TASK OBJECTIVE —
Repeat everything in the material exactly.

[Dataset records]

──────────

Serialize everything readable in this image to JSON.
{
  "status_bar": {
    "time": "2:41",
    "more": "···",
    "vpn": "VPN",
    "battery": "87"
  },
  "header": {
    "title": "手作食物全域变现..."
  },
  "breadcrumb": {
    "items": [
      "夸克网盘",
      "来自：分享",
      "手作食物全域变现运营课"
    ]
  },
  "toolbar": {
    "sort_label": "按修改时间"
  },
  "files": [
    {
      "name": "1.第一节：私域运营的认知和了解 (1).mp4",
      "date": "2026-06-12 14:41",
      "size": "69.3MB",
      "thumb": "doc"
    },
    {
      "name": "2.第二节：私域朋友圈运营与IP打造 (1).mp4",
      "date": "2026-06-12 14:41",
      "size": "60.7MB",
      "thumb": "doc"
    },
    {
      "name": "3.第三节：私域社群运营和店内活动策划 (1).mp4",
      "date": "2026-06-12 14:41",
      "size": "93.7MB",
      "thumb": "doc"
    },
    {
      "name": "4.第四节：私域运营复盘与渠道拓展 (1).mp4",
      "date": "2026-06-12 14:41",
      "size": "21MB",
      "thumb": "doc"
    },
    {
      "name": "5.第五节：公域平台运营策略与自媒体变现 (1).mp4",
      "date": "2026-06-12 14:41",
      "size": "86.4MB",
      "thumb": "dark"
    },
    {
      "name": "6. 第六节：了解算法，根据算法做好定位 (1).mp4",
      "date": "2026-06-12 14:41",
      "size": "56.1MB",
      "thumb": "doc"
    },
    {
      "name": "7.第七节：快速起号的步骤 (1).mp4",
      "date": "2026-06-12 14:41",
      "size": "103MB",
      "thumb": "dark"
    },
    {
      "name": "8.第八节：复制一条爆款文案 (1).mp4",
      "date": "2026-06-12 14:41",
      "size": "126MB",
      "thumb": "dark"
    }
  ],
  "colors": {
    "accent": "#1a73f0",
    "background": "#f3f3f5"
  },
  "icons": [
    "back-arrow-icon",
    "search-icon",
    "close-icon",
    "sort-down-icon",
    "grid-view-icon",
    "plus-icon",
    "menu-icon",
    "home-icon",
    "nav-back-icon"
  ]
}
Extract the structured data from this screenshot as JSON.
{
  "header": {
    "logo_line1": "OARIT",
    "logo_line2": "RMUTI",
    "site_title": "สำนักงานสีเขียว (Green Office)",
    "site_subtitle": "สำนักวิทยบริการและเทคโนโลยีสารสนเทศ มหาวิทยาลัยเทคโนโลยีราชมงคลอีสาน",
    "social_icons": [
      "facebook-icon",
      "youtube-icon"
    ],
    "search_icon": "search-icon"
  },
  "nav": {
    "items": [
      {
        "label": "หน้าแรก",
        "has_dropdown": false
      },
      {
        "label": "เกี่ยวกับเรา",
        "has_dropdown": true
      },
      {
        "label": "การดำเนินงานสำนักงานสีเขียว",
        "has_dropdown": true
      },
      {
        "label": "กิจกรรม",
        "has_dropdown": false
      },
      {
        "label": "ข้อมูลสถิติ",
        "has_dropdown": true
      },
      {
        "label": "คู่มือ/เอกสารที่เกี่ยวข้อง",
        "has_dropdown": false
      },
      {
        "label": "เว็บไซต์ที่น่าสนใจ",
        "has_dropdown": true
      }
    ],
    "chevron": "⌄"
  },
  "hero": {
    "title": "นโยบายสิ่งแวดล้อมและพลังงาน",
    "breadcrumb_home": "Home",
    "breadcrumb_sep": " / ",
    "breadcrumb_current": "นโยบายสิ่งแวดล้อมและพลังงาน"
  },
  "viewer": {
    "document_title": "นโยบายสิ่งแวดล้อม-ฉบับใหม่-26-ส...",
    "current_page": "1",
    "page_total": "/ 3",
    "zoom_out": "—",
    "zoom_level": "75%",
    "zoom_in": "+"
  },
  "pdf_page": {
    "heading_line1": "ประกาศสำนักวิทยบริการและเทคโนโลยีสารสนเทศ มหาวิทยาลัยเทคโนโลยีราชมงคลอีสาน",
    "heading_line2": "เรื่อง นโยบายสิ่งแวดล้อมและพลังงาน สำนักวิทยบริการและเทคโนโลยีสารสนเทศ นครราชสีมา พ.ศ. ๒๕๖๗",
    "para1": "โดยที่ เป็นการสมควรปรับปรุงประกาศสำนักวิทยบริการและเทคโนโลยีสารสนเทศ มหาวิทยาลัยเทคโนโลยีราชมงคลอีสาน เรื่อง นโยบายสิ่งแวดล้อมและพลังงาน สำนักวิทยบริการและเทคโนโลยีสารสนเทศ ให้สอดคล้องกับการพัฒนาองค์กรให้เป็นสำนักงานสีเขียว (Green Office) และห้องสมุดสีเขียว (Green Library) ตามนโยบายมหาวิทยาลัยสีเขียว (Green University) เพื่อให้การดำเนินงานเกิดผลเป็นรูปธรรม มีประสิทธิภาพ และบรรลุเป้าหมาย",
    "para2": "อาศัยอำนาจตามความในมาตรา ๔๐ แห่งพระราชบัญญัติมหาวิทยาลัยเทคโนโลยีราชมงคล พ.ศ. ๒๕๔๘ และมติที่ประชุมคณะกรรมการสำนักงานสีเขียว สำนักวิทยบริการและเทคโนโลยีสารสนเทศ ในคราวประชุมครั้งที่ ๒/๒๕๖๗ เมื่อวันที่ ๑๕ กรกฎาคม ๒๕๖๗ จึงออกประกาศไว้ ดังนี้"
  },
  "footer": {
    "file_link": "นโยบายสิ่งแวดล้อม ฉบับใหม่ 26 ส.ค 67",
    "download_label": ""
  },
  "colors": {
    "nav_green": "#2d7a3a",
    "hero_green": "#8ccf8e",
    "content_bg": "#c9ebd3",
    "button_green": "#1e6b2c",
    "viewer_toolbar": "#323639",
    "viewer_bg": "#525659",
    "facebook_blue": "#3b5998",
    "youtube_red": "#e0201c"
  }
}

──────────

COMPLETE OUTPUT —
Serialize everything readable in this image to JSON.
{
  "status_bar": {
    "time": "2:41",
    "more": "···",
    "vpn": "VPN",
    "battery": "87"
  },
  "header": {
    "title": "手作食物全域变现..."
  },
  "breadcrumb": {
    "items": [
      "夸克网盘",
      "来自：分享",
      "手作食物全域变现运营课"
    ]
  },
  "toolbar": {
    "sort_label": "按修改时间"
  },
  "files": [
    {
      "name": "1.第一节：私域运营的认知和了解 (1).mp4",
      "date": "2026-06-12 14:41",
      "size": "69.3MB",
      "thumb": "doc"
    },
    {
      "name": "2.第二节：私域朋友圈运营与IP打造 (1).mp4",
      "date": "2026-06-12 14:41",
      "size": "60.7MB",
      "thumb": "doc"
    },
    {
      "name": "3.第三节：私域社群运营和店内活动策划 (1).mp4",
      "date": "2026-06-12 14:41",
      "size": "93.7MB",
      "thumb": "doc"
    },
    {
      "name": "4.第四节：私域运营复盘与渠道拓展 (1).mp4",
      "date": "2026-06-12 14:41",
      "size": "21MB",
      "thumb": "doc"
    },
    {
      "name": "5.第五节：公域平台运营策略与自媒体变现 (1).mp4",
      "date": "2026-06-12 14:41",
      "size": "86.4MB",
      "thumb": "dark"
    },
    {
      "name": "6. 第六节：了解算法，根据算法做好定位 (1).mp4",
      "date": "2026-06-12 14:41",
      "size": "56.1MB",
      "thumb": "doc"
    },
    {
      "name": "7.第七节：快速起号的步骤 (1).mp4",
      "date": "2026-06-12 14:41",
      "size": "103MB",
      "thumb": "dark"
    },
    {
      "name": "8.第八节：复制一条爆款文案 (1).mp4",
      "date": "2026-06-12 14:41",
      "size": "126MB",
      "thumb": "dark"
    }
  ],
  "colors": {
    "accent": "#1a73f0",
    "background": "#f3f3f5"
  },
  "icons": [
    "back-arrow-icon",
    "search-icon",
    "close-icon",
    "sort-down-icon",
    "grid-view-icon",
    "plus-icon",
    "menu-icon",
    "home-icon",
    "nav-back-icon"
  ]
}
Extract the structured data from this screenshot as JSON.
{
  "header": {
    "logo_line1": "OARIT",
    "logo_line2": "RMUTI",
    "site_title": "สำนักงานสีเขียว (Green Office)",
    "site_subtitle": "สำนักวิทยบริการและเทคโนโลยีสารสนเทศ มหาวิทยาลัยเทคโนโลยีราชมงคลอีสาน",
    "social_icons": [
      "facebook-icon",
      "youtube-icon"
    ],
    "search_icon": "search-icon"
  },
  "nav": {
    "items": [
      {
        "label": "หน้าแรก",
        "has_dropdown": false
      },
      {
        "label": "เกี่ยวกับเรา",
        "has_dropdown": true
      },
      {
        "label": "การดำเนินงานสำนักงานสีเขียว",
        "has_dropdown": true
      },
      {
        "label": "กิจกรรม",
        "has_dropdown": false
      },
      {
        "label": "ข้อมูลสถิติ",
        "has_dropdown": true
      },
      {
        "label": "คู่มือ/เอกสารที่เกี่ยวข้อง",
        "has_dropdown": false
      },
      {
        "label": "เว็บไซต์ที่น่าสนใจ",
        "has_dropdown": true
      }
    ],
    "chevron": "⌄"
  },
  "hero": {
    "title": "นโยบายสิ่งแวดล้อมและพลังงาน",
    "breadcrumb_home": "Home",
    "breadcrumb_sep": " / ",
    "breadcrumb_current": "นโยบายสิ่งแวดล้อมและพลังงาน"
  },
  "viewer": {
    "document_title": "นโยบายสิ่งแวดล้อม-ฉบับใหม่-26-ส...",
    "current_page": "1",
    "page_total": "/ 3",
    "zoom_out": "—",
    "zoom_level": "75%",
    "zoom_in": "+"
  },
  "pdf_page": {
    "heading_line1": "ประกาศสำนักวิทยบริการและเทคโนโลยีสารสนเทศ มหาวิทยาลัยเทคโนโลยีราชมงคลอีสาน",
    "heading_line2": "เรื่อง นโยบายสิ่งแวดล้อมและพลังงาน สำนักวิทยบริการและเทคโนโลยีสารสนเทศ นครราชสีมา พ.ศ. ๒๕๖๗",
    "para1": "โดยที่ เป็นการสมควรปรับปรุงประกาศสำนักวิทยบริการและเทคโนโลยีสารสนเทศ มหาวิทยาลัยเทคโนโลยีราชมงคลอีสาน เรื่อง นโยบายสิ่งแวดล้อมและพลังงาน สำนักวิทยบริการและเทคโนโลยีสารสนเทศ ให้สอดคล้องกับการพัฒนาองค์กรให้เป็นสำนักงานสีเขียว (Green Office) และห้องสมุดสีเขียว (Green Library) ตามนโยบายมหาวิทยาลัยสีเขียว (Green University) เพื่อให้การดำเนินงานเกิดผลเป็นรูปธรรม มีประสิทธิภาพ และบรรลุเป้าหมาย",
    "para2": "อาศัยอำนาจตามความในมาตรา ๔๐ แห่งพระราชบัญญัติมหาวิทยาลัยเทคโนโลยีราชมงคล พ.ศ. ๒๕๔๘ และมติที่ประชุมคณะกรรมการสำนักงานสีเขียว สำนักวิทยบริการและเทคโนโลยีสารสนเทศ ในคราวประชุมครั้งที่ ๒/๒๕๖๗ เมื่อวันที่ ๑๕ กรกฎาคม ๒๕๖๗ จึงออกประกาศไว้ ดังนี้"
  },
  "footer": {
    "file_link": "นโยบายสิ่งแวดล้อม ฉบับใหม่ 26 ส.ค 67",
    "download_label": ""
  },
  "colors": {
    "nav_green": "#2d7a3a",
    "hero_green": "#8ccf8e",
    "content_bg": "#c9ebd3",
    "button_green": "#1e6b2c",
    "viewer_toolbar": "#323639",
    "viewer_bg": "#525659",
    "facebook_blue": "#3b5998",
    "youtube_red": "#e0201c"
  }
}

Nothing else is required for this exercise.